## What is expected
Images embedded in the records are excluded; print everything else exactly as given.

## Supplied information
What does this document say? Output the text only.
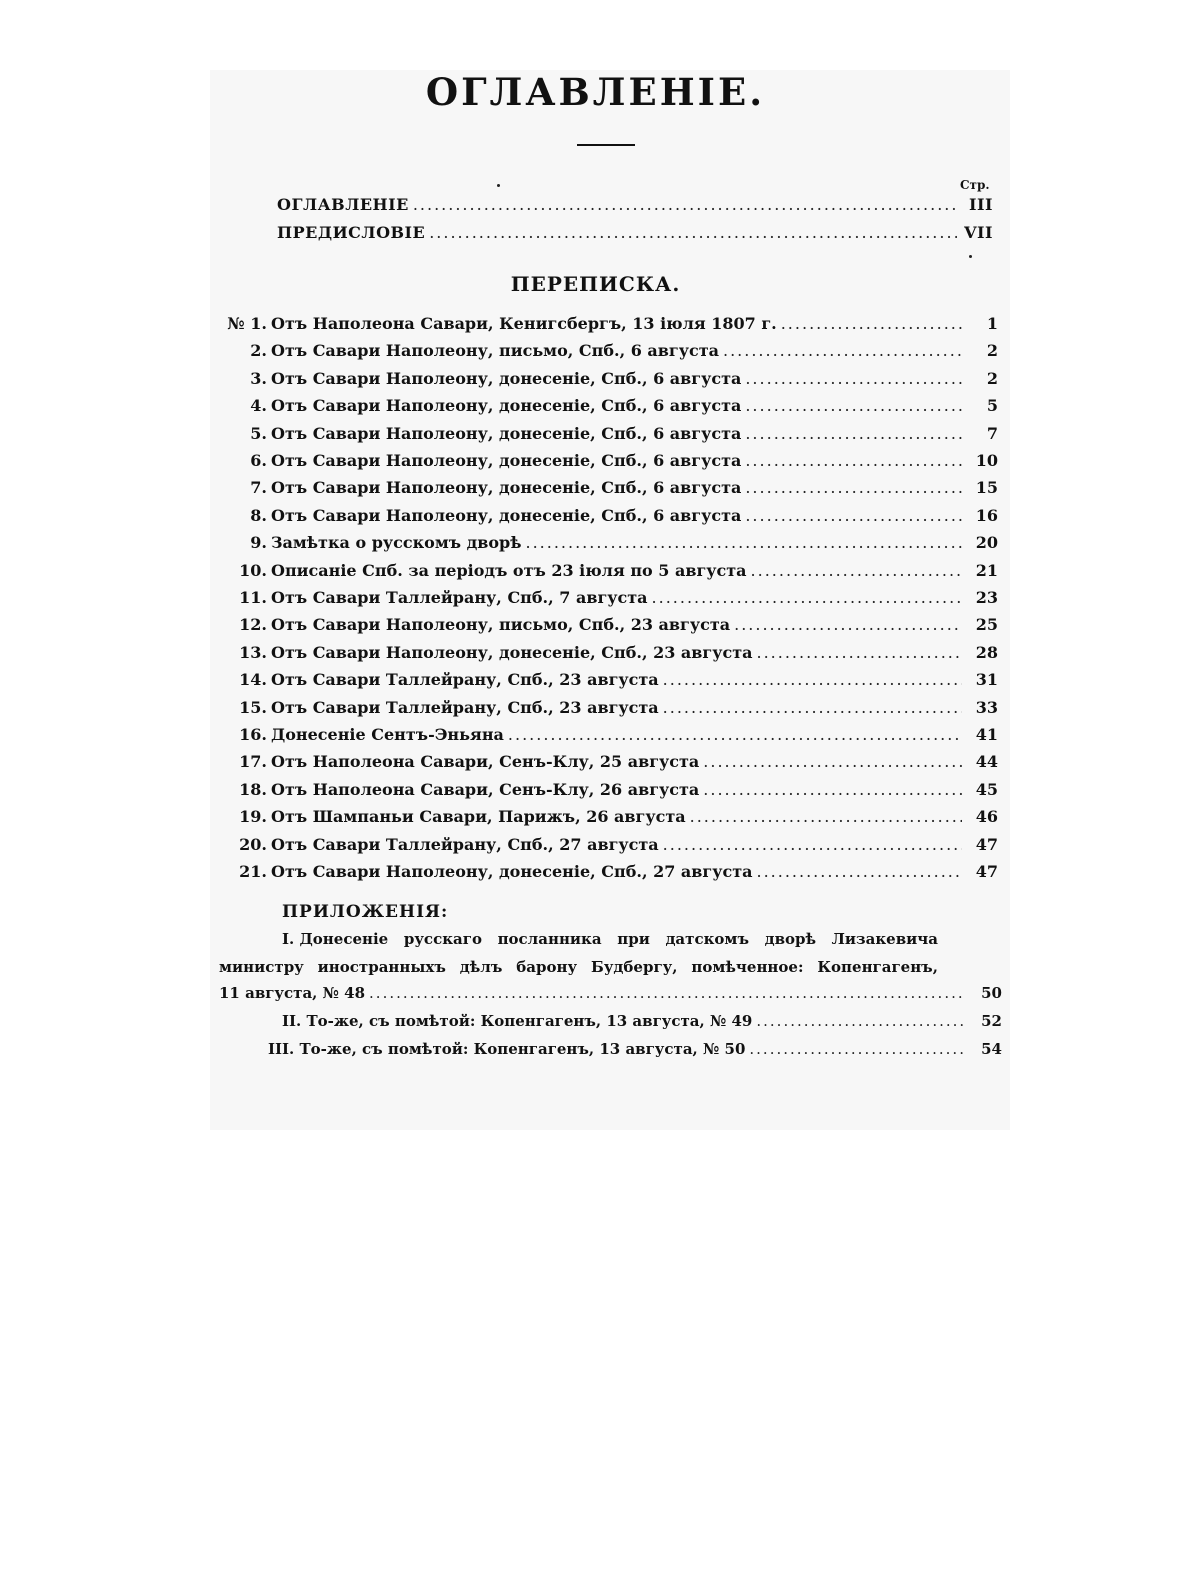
ОГЛАВЛЕНІЕ.
Стр.
ОГЛАВЛЕНІЕ .....	III
ПРЕДИСЛОВІЕ .....	VII
ПЕРЕПИСКА.
№ 1. Отъ Наполеона Савари, Кенигсбергъ, 13 іюля 1807 г. .....	1
2. Отъ Савари Наполеону, письмо, Спб., 6 августа .....	2
3. Отъ Савари Наполеону, донесеніе, Спб., 6 августа .....	2
4. Отъ Савари Наполеону, донесеніе, Спб., 6 августа .....	5
5. Отъ Савари Наполеону, донесеніе, Спб., 6 августа .....	7
6. Отъ Савари Наполеону, донесеніе, Спб., 6 августа .....	10
7. Отъ Савари Наполеону, донесеніе, Спб., 6 августа .....	15
8. Отъ Савари Наполеону, донесеніе, Спб., 6 августа .....	16
9. Замѣтка о русскомъ дворѣ .....	20
10. Описаніе Спб. за періодъ отъ 23 іюля по 5 августа .....	21
11. Отъ Савари Таллейрану, Спб., 7 августа .....	23
12. Отъ Савари Наполеону, письмо, Спб., 23 августа .....	25
13. Отъ Савари Наполеону, донесеніе, Спб., 23 августа .....	28
14. Отъ Савари Таллейрану, Спб., 23 августа .....	31
15. Отъ Савари Таллейрану, Спб., 23 августа .....	33
16. Донесеніе Сентъ-Эньяна .....	41
17. Отъ Наполеона Савари, Сенъ-Клу, 25 августа .....	44
18. Отъ Наполеона Савари, Сенъ-Клу, 26 августа .....	45
19. Отъ Шампаньи Савари, Парижъ, 26 августа .....	46
20. Отъ Савари Таллейрану, Спб., 27 августа .....	47
21. Отъ Савари Наполеону, донесеніе, Спб., 27 августа .....	47
ПРИЛОЖЕНІЯ:
I. Донесеніе русскаго посланника при датскомъ дворѣ Лизакевича
министру иностранныхъ дѣлъ барону Будбергу, помѣченное: Копенгагенъ,
11 августа, № 48 .....	50
II. То-же, съ помѣтой: Копенгагенъ, 13 августа, № 49 .....	52
III. То-же, съ помѣтой: Копенгагенъ, 13 августа, № 50 .....	54
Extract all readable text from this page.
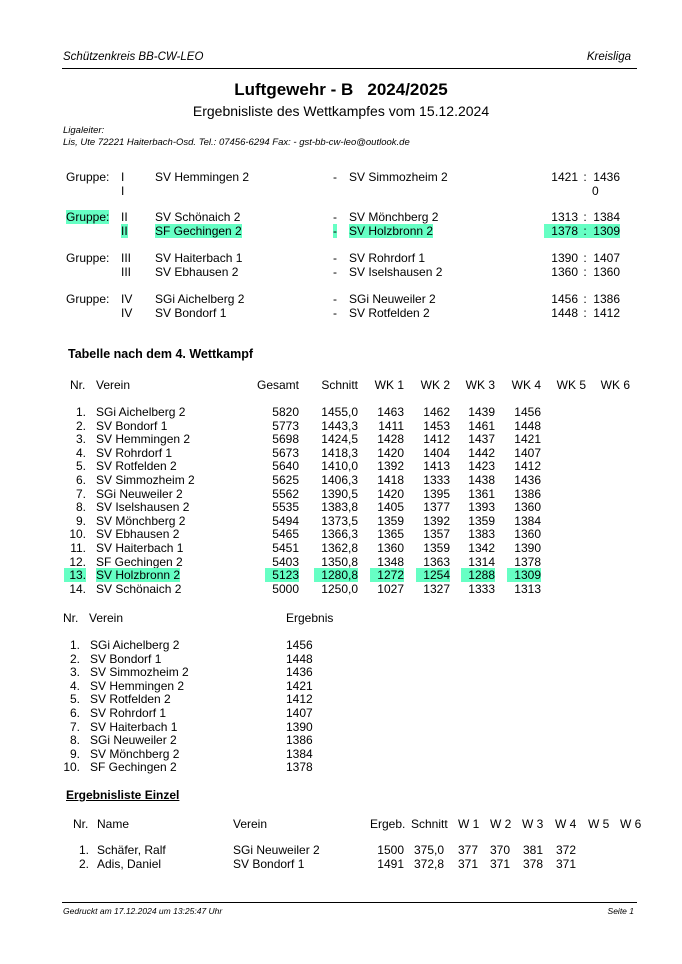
Schützenkreis BB-CW-LEO	Kreisliga
Luftgewehr - B   2024/2025
Ergebnisliste des Wettkampfes vom 15.12.2024
Ligaleiter:
Lis, Ute 72221 Haiterbach-Osd. Tel.: 07456-6294 Fax: - gst-bb-cw-leo@outlook.de
Gruppe: I	SV Hemmingen 2	- SV Simmozheim 2	1421 : 1436
I	0
Gruppe: II SV Schönaich 2	- SV Mönchberg 2	1313 : 1384
II SF Gechingen 2	- SV Holzbronn 2	1378 : 1309
Gruppe: III SV Haiterbach 1	- SV Rohrdorf 1	1390 : 1407
III SV Ebhausen 2	- SV Iselshausen 2	1360 : 1360
Gruppe: IV SGi Aichelberg 2	- SGi Neuweiler 2	1456 : 1386
IV SV Bondorf 1	- SV Rotfelden 2	1448 : 1412
Tabelle nach dem 4. Wettkampf
Nr. Verein	Gesamt	Schnitt	WK 1	WK 2	WK 3	WK 4	WK 5	WK 6
1. SGi Aichelberg 2	5820	1455,0	1463	1462	1439	1456
2. SV Bondorf 1	5773	1443,3	1411	1453	1461	1448
3. SV Hemmingen 2	5698	1424,5	1428	1412	1437	1421
4. SV Rohrdorf 1	5673	1418,3	1420	1404	1442	1407
5. SV Rotfelden 2	5640	1410,0	1392	1413	1423	1412
6. SV Simmozheim 2	5625	1406,3	1418	1333	1438	1436
7. SGi Neuweiler 2	5562	1390,5	1420	1395	1361	1386
8. SV Iselshausen 2	5535	1383,8	1405	1377	1393	1360
9. SV Mönchberg 2	5494	1373,5	1359	1392	1359	1384
10. SV Ebhausen 2	5465	1366,3	1365	1357	1383	1360
11. SV Haiterbach 1	5451	1362,8	1360	1359	1342	1390
12. SF Gechingen 2	5403	1350,8	1348	1363	1314	1378
13. SV Holzbronn 2	5123	1280,8	1272	1254	1288	1309
14. SV Schönaich 2	5000	1250,0	1027	1327	1333	1313
Nr. Verein	Ergebnis
1. SGi Aichelberg 2	1456
2. SV Bondorf 1	1448
3. SV Simmozheim 2	1436
4. SV Hemmingen 2	1421
5. SV Rotfelden 2	1412
6. SV Rohrdorf 1	1407
7. SV Haiterbach 1	1390
8. SGi Neuweiler 2	1386
9. SV Mönchberg 2	1384
10. SF Gechingen 2	1378
Ergebnisliste Einzel
Nr. Name	Verein	Ergeb. Schnitt W 1 W 2 W 3 W 4 W 5 W 6
1. Schäfer, Ralf	SGi Neuweiler 2	1500 375,0	377 370	381	372
2. Adis, Daniel	SV Bondorf 1	1491 372,8	371 371	378	371
Gedruckt am 17.12.2024 um 13:25:47 Uhr	Seite 1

## Solution to the exercise
What does this document say? Output the text only.
ОГЛАВЛЕНІЕ.
Стр.
ОГЛАВЛЕНІЕ .....	III
ПРЕДИСЛОВІЕ .....	VII
ПЕРЕПИСКА.
№ 1. Отъ Наполеона Савари, Кенигсбергъ, 13 іюля 1807 г. .....	1
2. Отъ Савари Наполеону, письмо, Спб., 6 августа .....	2
3. Отъ Савари Наполеону, донесеніе, Спб., 6 августа .....	2
4. Отъ Савари Наполеону, донесеніе, Спб., 6 августа .....	5
5. Отъ Савари Наполеону, донесеніе, Спб., 6 августа .....	7
6. Отъ Савари Наполеону, донесеніе, Спб., 6 августа .....	10
7. Отъ Савари Наполеону, донесеніе, Спб., 6 августа .....	15
8. Отъ Савари Наполеону, донесеніе, Спб., 6 августа .....	16
9. Замѣтка о русскомъ дворѣ .....	20
10. Описаніе Спб. за періодъ отъ 23 іюля по 5 августа .....	21
11. Отъ Савари Таллейрану, Спб., 7 августа .....	23
12. Отъ Савари Наполеону, письмо, Спб., 23 августа .....	25
13. Отъ Савари Наполеону, донесеніе, Спб., 23 августа .....	28
14. Отъ Савари Таллейрану, Спб., 23 августа .....	31
15. Отъ Савари Таллейрану, Спб., 23 августа .....	33
16. Донесеніе Сентъ-Эньяна .....	41
17. Отъ Наполеона Савари, Сенъ-Клу, 25 августа .....	44
18. Отъ Наполеона Савари, Сенъ-Клу, 26 августа .....	45
19. Отъ Шампаньи Савари, Парижъ, 26 августа .....	46
20. Отъ Савари Таллейрану, Спб., 27 августа .....	47
21. Отъ Савари Наполеону, донесеніе, Спб., 27 августа .....	47
ПРИЛОЖЕНІЯ:
I. Донесеніе русскаго посланника при датскомъ дворѣ Лизакевича
министру иностранныхъ дѣлъ барону Будбергу, помѣченное: Копенгагенъ,
11 августа, № 48 .....	50
II. То-же, съ помѣтой: Копенгагенъ, 13 августа, № 49 .....	52
III. То-же, съ помѣтой: Копенгагенъ, 13 августа, № 50 .....	54
Extract all readable text from this page.
Schützenkreis BB-CW-LEO	Kreisliga
Luftgewehr - B   2024/2025
Ergebnisliste des Wettkampfes vom 15.12.2024
Ligaleiter:
Lis, Ute 72221 Haiterbach-Osd. Tel.: 07456-6294 Fax: - gst-bb-cw-leo@outlook.de
Gruppe: I	SV Hemmingen 2	- SV Simmozheim 2	1421 : 1436
I	0
Gruppe: II SV Schönaich 2	- SV Mönchberg 2	1313 : 1384
II SF Gechingen 2	- SV Holzbronn 2	1378 : 1309
Gruppe: III SV Haiterbach 1	- SV Rohrdorf 1	1390 : 1407
III SV Ebhausen 2	- SV Iselshausen 2	1360 : 1360
Gruppe: IV SGi Aichelberg 2	- SGi Neuweiler 2	1456 : 1386
IV SV Bondorf 1	- SV Rotfelden 2	1448 : 1412
Tabelle nach dem 4. Wettkampf
Nr. Verein	Gesamt	Schnitt	WK 1	WK 2	WK 3	WK 4	WK 5	WK 6
1. SGi Aichelberg 2	5820	1455,0	1463	1462	1439	1456
2. SV Bondorf 1	5773	1443,3	1411	1453	1461	1448
3. SV Hemmingen 2	5698	1424,5	1428	1412	1437	1421
4. SV Rohrdorf 1	5673	1418,3	1420	1404	1442	1407
5. SV Rotfelden 2	5640	1410,0	1392	1413	1423	1412
6. SV Simmozheim 2	5625	1406,3	1418	1333	1438	1436
7. SGi Neuweiler 2	5562	1390,5	1420	1395	1361	1386
8. SV Iselshausen 2	5535	1383,8	1405	1377	1393	1360
9. SV Mönchberg 2	5494	1373,5	1359	1392	1359	1384
10. SV Ebhausen 2	5465	1366,3	1365	1357	1383	1360
11. SV Haiterbach 1	5451	1362,8	1360	1359	1342	1390
12. SF Gechingen 2	5403	1350,8	1348	1363	1314	1378
13. SV Holzbronn 2	5123	1280,8	1272	1254	1288	1309
14. SV Schönaich 2	5000	1250,0	1027	1327	1333	1313
Nr. Verein	Ergebnis
1. SGi Aichelberg 2	1456
2. SV Bondorf 1	1448
3. SV Simmozheim 2	1436
4. SV Hemmingen 2	1421
5. SV Rotfelden 2	1412
6. SV Rohrdorf 1	1407
7. SV Haiterbach 1	1390
8. SGi Neuweiler 2	1386
9. SV Mönchberg 2	1384
10. SF Gechingen 2	1378
Ergebnisliste Einzel
Nr. Name	Verein	Ergeb. Schnitt W 1 W 2 W 3 W 4 W 5 W 6
1. Schäfer, Ralf	SGi Neuweiler 2	1500 375,0	377 370	381	372
2. Adis, Daniel	SV Bondorf 1	1491 372,8	371 371	378	371
Gedruckt am 17.12.2024 um 13:25:47 Uhr	Seite 1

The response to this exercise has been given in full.